# Start of RECORDS SUPPLIED
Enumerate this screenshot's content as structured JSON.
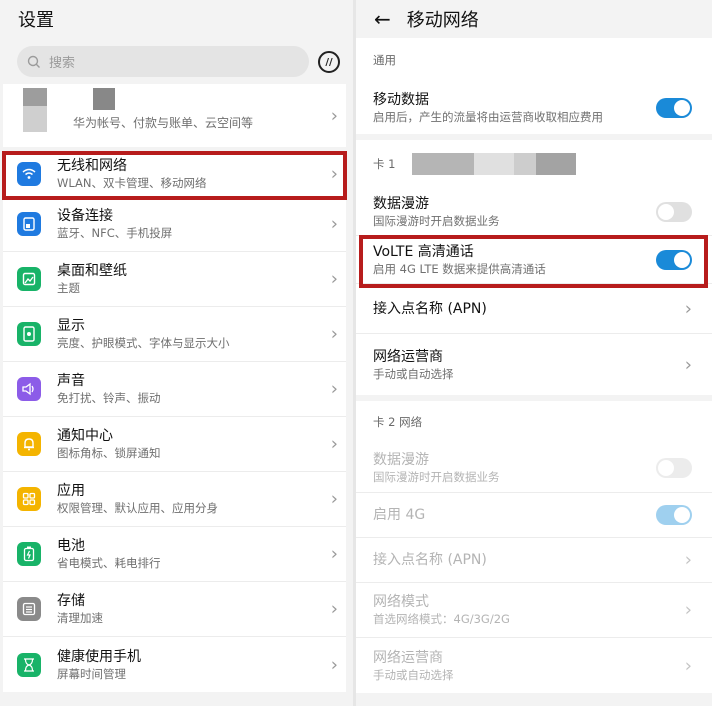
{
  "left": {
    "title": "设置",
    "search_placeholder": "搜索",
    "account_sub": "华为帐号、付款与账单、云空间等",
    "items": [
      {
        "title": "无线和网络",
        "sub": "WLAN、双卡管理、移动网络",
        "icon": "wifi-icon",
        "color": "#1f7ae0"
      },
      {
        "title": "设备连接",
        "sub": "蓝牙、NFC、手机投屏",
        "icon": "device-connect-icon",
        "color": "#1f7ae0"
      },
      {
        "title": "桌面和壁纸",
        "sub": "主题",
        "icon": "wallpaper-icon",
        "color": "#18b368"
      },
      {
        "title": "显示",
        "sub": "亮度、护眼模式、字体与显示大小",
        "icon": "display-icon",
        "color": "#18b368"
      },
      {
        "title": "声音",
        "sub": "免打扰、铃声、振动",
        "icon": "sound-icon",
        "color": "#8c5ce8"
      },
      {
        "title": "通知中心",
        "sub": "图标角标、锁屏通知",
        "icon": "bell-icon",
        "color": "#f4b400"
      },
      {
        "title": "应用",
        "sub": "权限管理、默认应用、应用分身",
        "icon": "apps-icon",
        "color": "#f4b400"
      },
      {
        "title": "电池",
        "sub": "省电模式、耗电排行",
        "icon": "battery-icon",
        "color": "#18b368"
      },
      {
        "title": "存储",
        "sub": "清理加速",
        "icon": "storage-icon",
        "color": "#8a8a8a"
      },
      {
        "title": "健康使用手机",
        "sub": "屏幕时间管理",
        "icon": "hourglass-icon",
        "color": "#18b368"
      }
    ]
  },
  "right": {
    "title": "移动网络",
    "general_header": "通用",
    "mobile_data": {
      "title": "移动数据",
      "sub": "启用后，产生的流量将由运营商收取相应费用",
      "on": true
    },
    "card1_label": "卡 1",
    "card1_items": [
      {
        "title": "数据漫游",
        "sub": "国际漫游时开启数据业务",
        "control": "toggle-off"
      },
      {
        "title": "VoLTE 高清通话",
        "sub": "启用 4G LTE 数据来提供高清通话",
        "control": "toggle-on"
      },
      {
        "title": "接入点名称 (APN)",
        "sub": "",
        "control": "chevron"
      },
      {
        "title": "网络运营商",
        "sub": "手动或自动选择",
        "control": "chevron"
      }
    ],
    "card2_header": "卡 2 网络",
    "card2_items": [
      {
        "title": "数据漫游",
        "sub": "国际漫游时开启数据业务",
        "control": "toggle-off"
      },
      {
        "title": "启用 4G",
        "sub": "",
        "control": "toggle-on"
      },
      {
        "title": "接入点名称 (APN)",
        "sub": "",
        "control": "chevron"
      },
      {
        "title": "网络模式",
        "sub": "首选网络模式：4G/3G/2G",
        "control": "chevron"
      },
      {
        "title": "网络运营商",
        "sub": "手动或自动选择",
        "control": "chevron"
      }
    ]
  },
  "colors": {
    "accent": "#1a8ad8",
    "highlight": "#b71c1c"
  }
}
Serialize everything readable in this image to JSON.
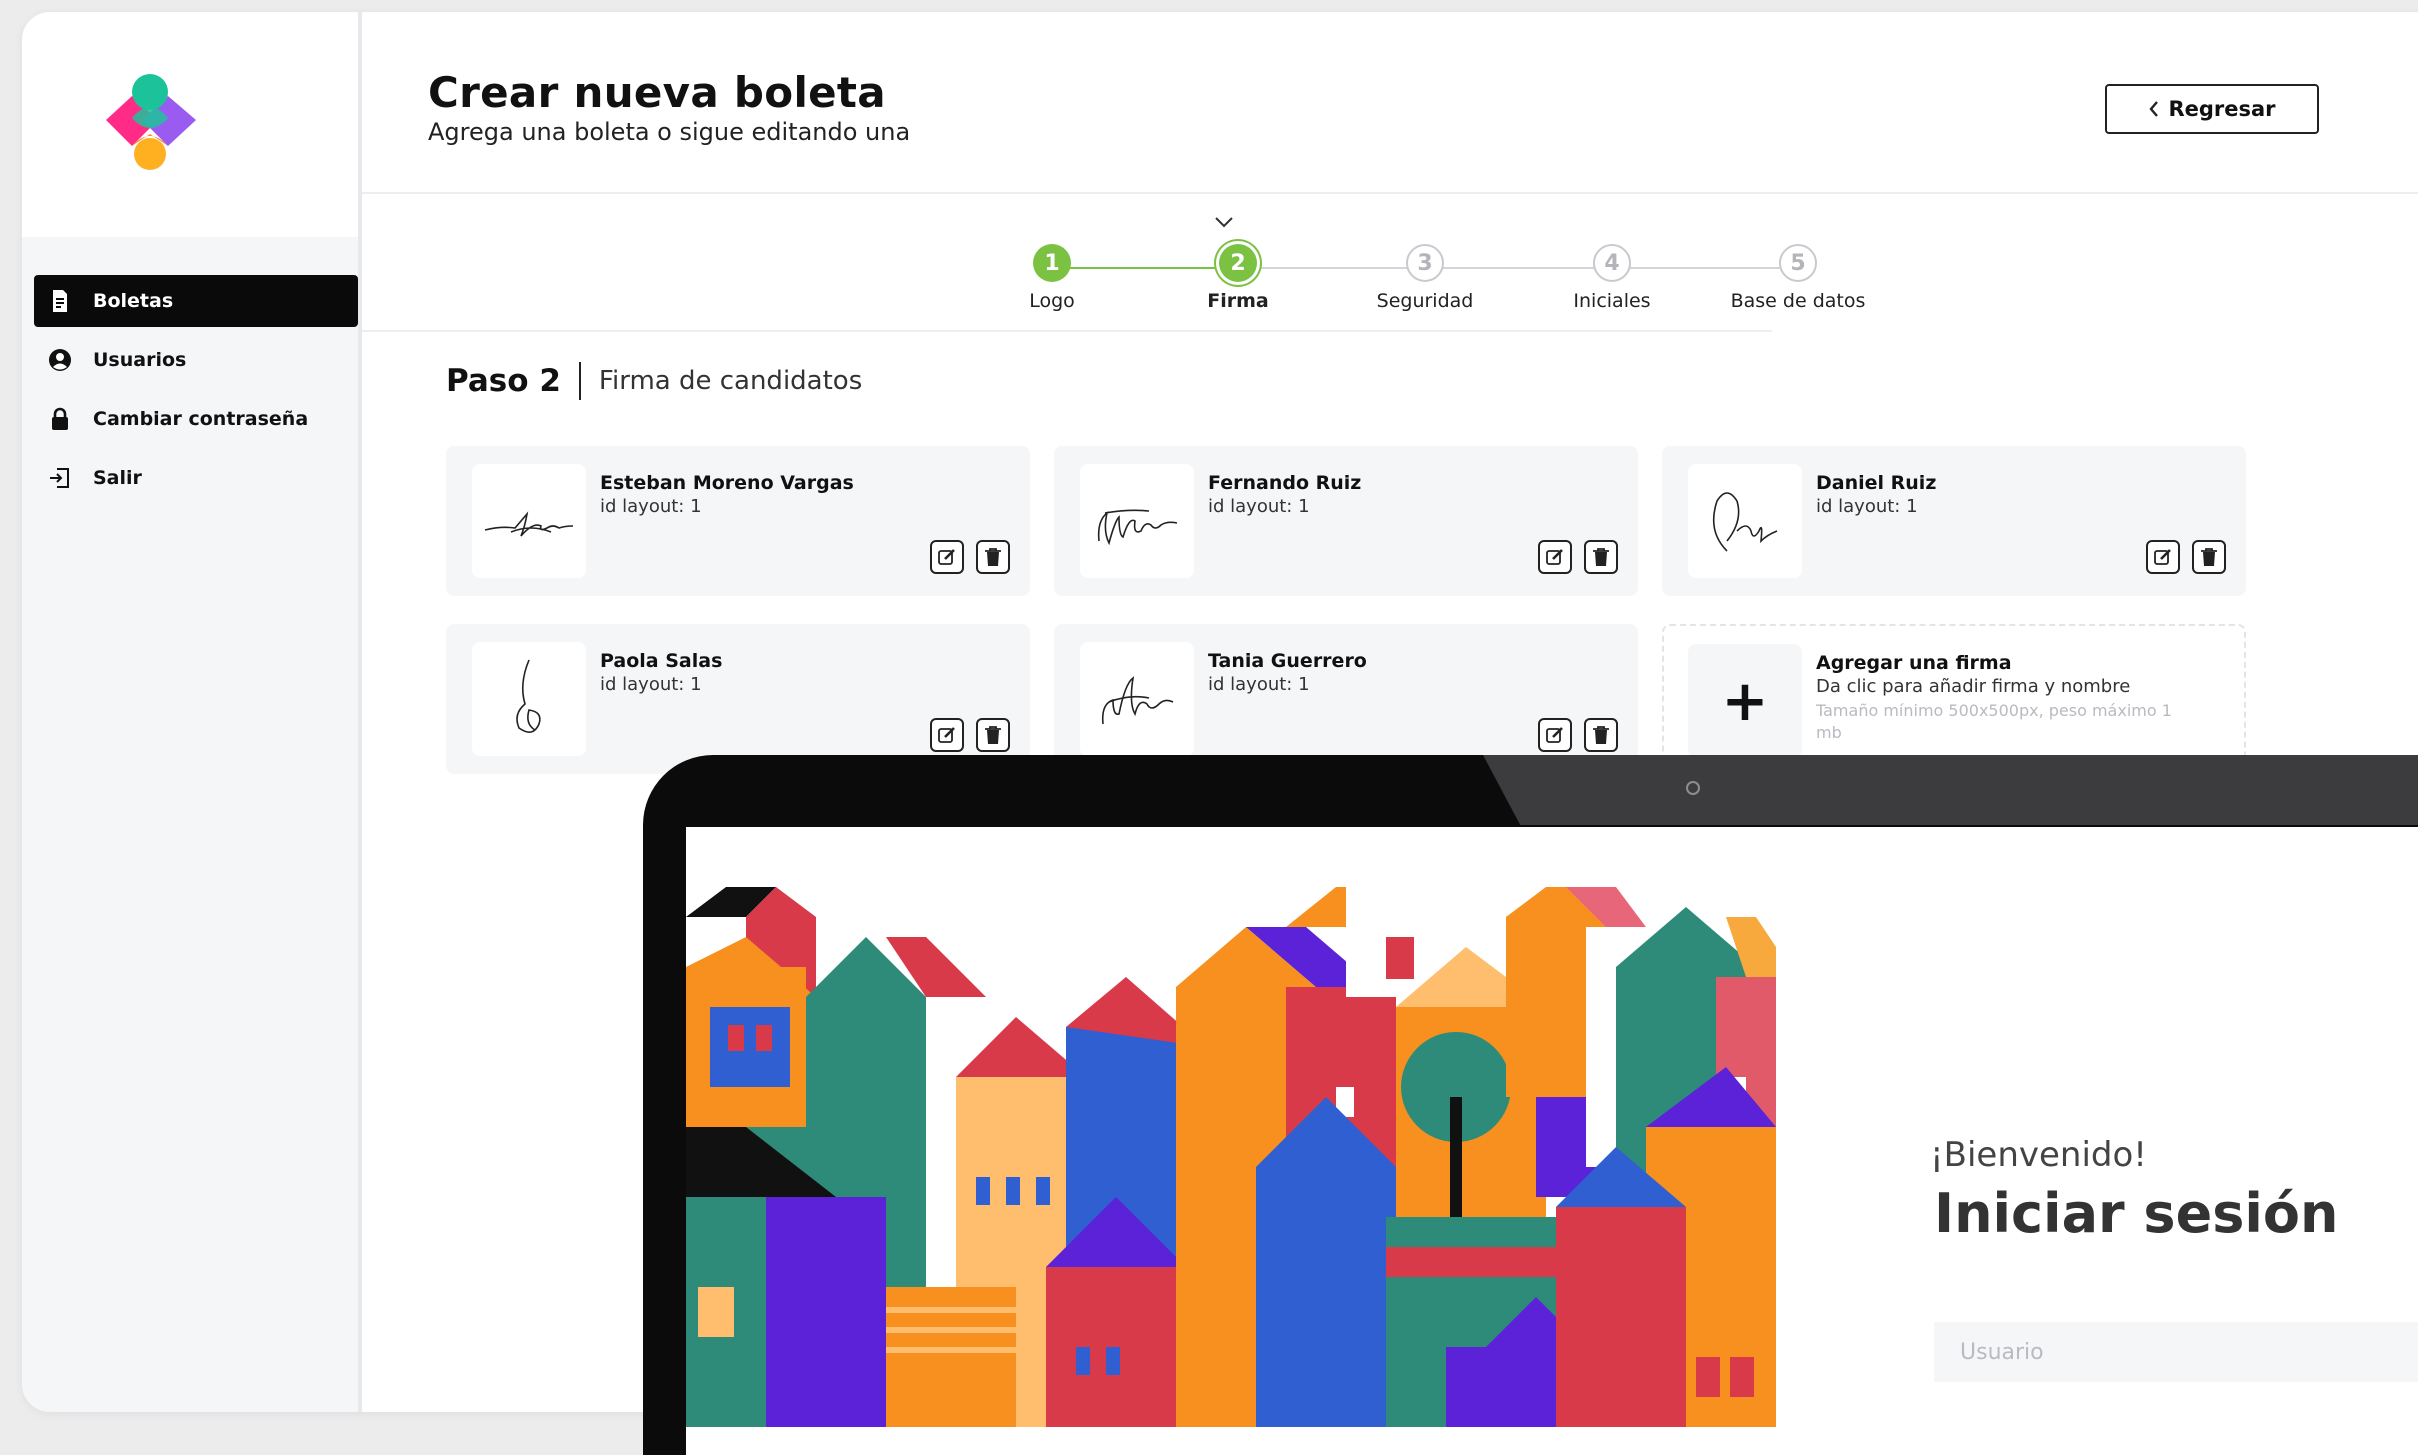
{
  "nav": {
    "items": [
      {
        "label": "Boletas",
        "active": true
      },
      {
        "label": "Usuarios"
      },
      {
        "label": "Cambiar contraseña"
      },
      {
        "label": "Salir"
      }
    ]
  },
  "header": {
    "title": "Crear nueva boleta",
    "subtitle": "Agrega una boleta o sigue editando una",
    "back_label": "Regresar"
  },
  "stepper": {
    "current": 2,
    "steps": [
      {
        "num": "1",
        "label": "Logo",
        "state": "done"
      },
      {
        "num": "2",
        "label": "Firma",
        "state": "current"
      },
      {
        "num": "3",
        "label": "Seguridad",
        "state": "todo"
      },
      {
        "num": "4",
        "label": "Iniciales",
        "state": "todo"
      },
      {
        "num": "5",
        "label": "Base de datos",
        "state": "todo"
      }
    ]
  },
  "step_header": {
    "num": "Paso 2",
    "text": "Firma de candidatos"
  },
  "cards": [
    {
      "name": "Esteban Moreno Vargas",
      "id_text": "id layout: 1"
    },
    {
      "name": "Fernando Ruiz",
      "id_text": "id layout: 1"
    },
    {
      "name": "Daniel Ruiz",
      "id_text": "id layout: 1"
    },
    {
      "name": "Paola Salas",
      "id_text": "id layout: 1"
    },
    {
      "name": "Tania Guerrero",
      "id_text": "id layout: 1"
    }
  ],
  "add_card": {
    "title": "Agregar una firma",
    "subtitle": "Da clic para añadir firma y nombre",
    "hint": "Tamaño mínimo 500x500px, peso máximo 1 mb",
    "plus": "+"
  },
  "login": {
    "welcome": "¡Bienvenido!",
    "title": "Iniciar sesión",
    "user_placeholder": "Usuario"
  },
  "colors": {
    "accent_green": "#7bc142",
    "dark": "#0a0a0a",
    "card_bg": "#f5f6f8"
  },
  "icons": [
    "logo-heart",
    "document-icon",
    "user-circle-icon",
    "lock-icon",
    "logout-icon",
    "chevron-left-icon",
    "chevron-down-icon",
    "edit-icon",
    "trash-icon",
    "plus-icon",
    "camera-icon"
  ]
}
# End of RECORDS SUPPLIED
## [WRITTEN EXERCISE]
Which lines of the data include "this"? Copy each of them.

## [COMPLETED EXERCISE]
Enumerate this screenshot's content as structured JSON.
Serialize everything readable in this image to JSON.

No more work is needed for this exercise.